• **Do this**
Set down each entry exactly as given; pictures should not appear in the copy.

***** Given data *****

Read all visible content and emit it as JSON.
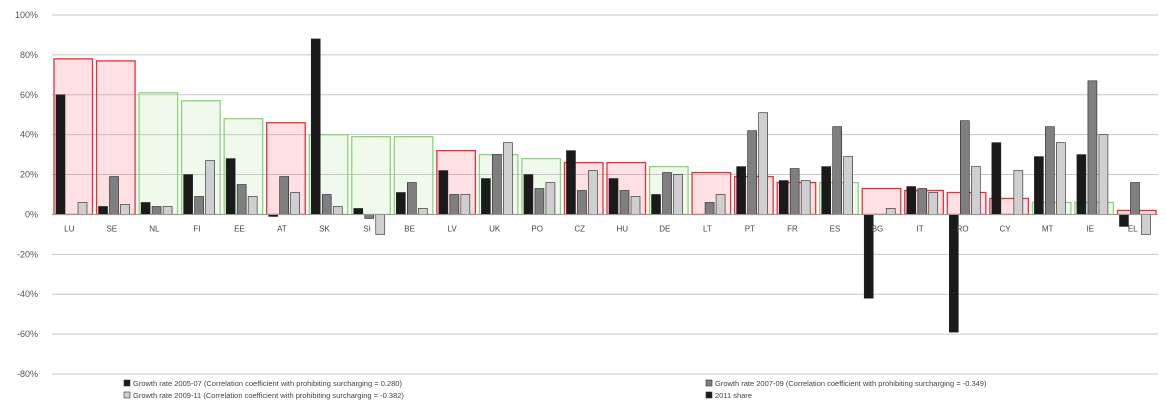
{
  "chart_data": {
    "type": "bar",
    "categories": [
      "LU",
      "SE",
      "NL",
      "FI",
      "EE",
      "AT",
      "SK",
      "SI",
      "BE",
      "LV",
      "UK",
      "PO",
      "CZ",
      "HU",
      "DE",
      "LT",
      "PT",
      "FR",
      "ES",
      "BG",
      "IT",
      "RO",
      "CY",
      "MT",
      "IE",
      "EL"
    ],
    "ylim": [
      -80,
      100
    ],
    "yticks": [
      -80,
      -60,
      -40,
      -20,
      0,
      20,
      40,
      60,
      80,
      100
    ],
    "ytick_labels": [
      "-80%",
      "-60%",
      "-40%",
      "-20%",
      "0%",
      "20%",
      "40%",
      "60%",
      "80%",
      "100%"
    ],
    "grid": true,
    "legend_position": "bottom",
    "series": [
      {
        "name": "Growth rate 2005-07 (Correlation coefficient with prohibiting surcharging = 0.280)",
        "kind": "bar",
        "color": "#1a1a1a",
        "values": [
          60,
          4,
          6,
          20,
          28,
          -1,
          88,
          3,
          11,
          22,
          18,
          20,
          32,
          18,
          10,
          0,
          24,
          17,
          24,
          -42,
          14,
          -59,
          36,
          29,
          30,
          -6
        ]
      },
      {
        "name": "Growth rate 2007-09 (Correlation coefficient with prohibiting surcharging = -0.349)",
        "kind": "bar",
        "color": "#7f7f7f",
        "values": [
          0,
          19,
          4,
          9,
          15,
          19,
          10,
          -2,
          16,
          10,
          30,
          13,
          12,
          12,
          21,
          6,
          42,
          23,
          44,
          0,
          13,
          47,
          0,
          44,
          67,
          16
        ]
      },
      {
        "name": "Growth rate 2009-11 (Correlation coefficient with prohibiting surcharging = -0.382)",
        "kind": "bar",
        "color": "#cfcfcf",
        "values": [
          6,
          5,
          4,
          27,
          9,
          11,
          4,
          -10,
          3,
          10,
          36,
          16,
          22,
          9,
          20,
          10,
          51,
          17,
          29,
          3,
          11,
          24,
          22,
          36,
          40,
          -10
        ]
      },
      {
        "name": "2011 share",
        "kind": "box",
        "color": "#1a1a1a",
        "values": [
          78,
          77,
          61,
          57,
          48,
          46,
          40,
          39,
          39,
          32,
          30,
          28,
          26,
          26,
          24,
          21,
          19,
          16,
          16,
          13,
          12,
          11,
          8,
          6,
          6,
          2
        ],
        "box_colors": [
          "red",
          "red",
          "green",
          "green",
          "green",
          "red",
          "green",
          "green",
          "green",
          "red",
          "green",
          "green",
          "red",
          "red",
          "green",
          "red",
          "red",
          "red",
          "green",
          "red",
          "red",
          "red",
          "red",
          "green",
          "green",
          "red"
        ]
      }
    ]
  }
}
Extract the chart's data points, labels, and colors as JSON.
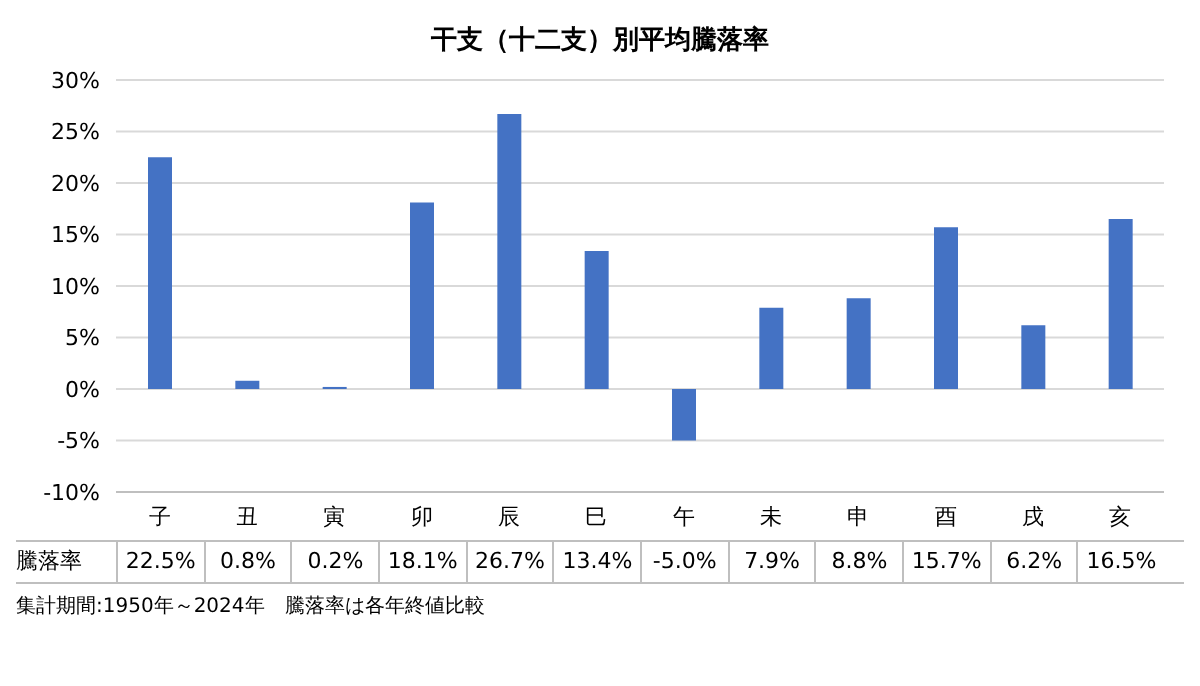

*****

• **Output for this exercise**
Read all visible content and emit it as JSON.
{
  "chart_data": {
    "type": "bar",
    "categories": [
      "LU",
      "SE",
      "NL",
      "FI",
      "EE",
      "AT",
      "SK",
      "SI",
      "BE",
      "LV",
      "UK",
      "PO",
      "CZ",
      "HU",
      "DE",
      "LT",
      "PT",
      "FR",
      "ES",
      "BG",
      "IT",
      "RO",
      "CY",
      "MT",
      "IE",
      "EL"
    ],
    "ylim": [
      -80,
      100
    ],
    "yticks": [
      -80,
      -60,
      -40,
      -20,
      0,
      20,
      40,
      60,
      80,
      100
    ],
    "ytick_labels": [
      "-80%",
      "-60%",
      "-40%",
      "-20%",
      "0%",
      "20%",
      "40%",
      "60%",
      "80%",
      "100%"
    ],
    "grid": true,
    "legend_position": "bottom",
    "series": [
      {
        "name": "Growth rate 2005-07 (Correlation coefficient with prohibiting surcharging = 0.280)",
        "kind": "bar",
        "color": "#1a1a1a",
        "values": [
          60,
          4,
          6,
          20,
          28,
          -1,
          88,
          3,
          11,
          22,
          18,
          20,
          32,
          18,
          10,
          0,
          24,
          17,
          24,
          -42,
          14,
          -59,
          36,
          29,
          30,
          -6
        ]
      },
      {
        "name": "Growth rate 2007-09 (Correlation coefficient with prohibiting surcharging = -0.349)",
        "kind": "bar",
        "color": "#7f7f7f",
        "values": [
          0,
          19,
          4,
          9,
          15,
          19,
          10,
          -2,
          16,
          10,
          30,
          13,
          12,
          12,
          21,
          6,
          42,
          23,
          44,
          0,
          13,
          47,
          0,
          44,
          67,
          16
        ]
      },
      {
        "name": "Growth rate 2009-11 (Correlation coefficient with prohibiting surcharging = -0.382)",
        "kind": "bar",
        "color": "#cfcfcf",
        "values": [
          6,
          5,
          4,
          27,
          9,
          11,
          4,
          -10,
          3,
          10,
          36,
          16,
          22,
          9,
          20,
          10,
          51,
          17,
          29,
          3,
          11,
          24,
          22,
          36,
          40,
          -10
        ]
      },
      {
        "name": "2011 share",
        "kind": "box",
        "color": "#1a1a1a",
        "values": [
          78,
          77,
          61,
          57,
          48,
          46,
          40,
          39,
          39,
          32,
          30,
          28,
          26,
          26,
          24,
          21,
          19,
          16,
          16,
          13,
          12,
          11,
          8,
          6,
          6,
          2
        ],
        "box_colors": [
          "red",
          "red",
          "green",
          "green",
          "green",
          "red",
          "green",
          "green",
          "green",
          "red",
          "green",
          "green",
          "red",
          "red",
          "green",
          "red",
          "red",
          "red",
          "green",
          "red",
          "red",
          "red",
          "red",
          "green",
          "green",
          "red"
        ]
      }
    ]
  }
}
Extract the chart's data points, labels, and colors as JSON.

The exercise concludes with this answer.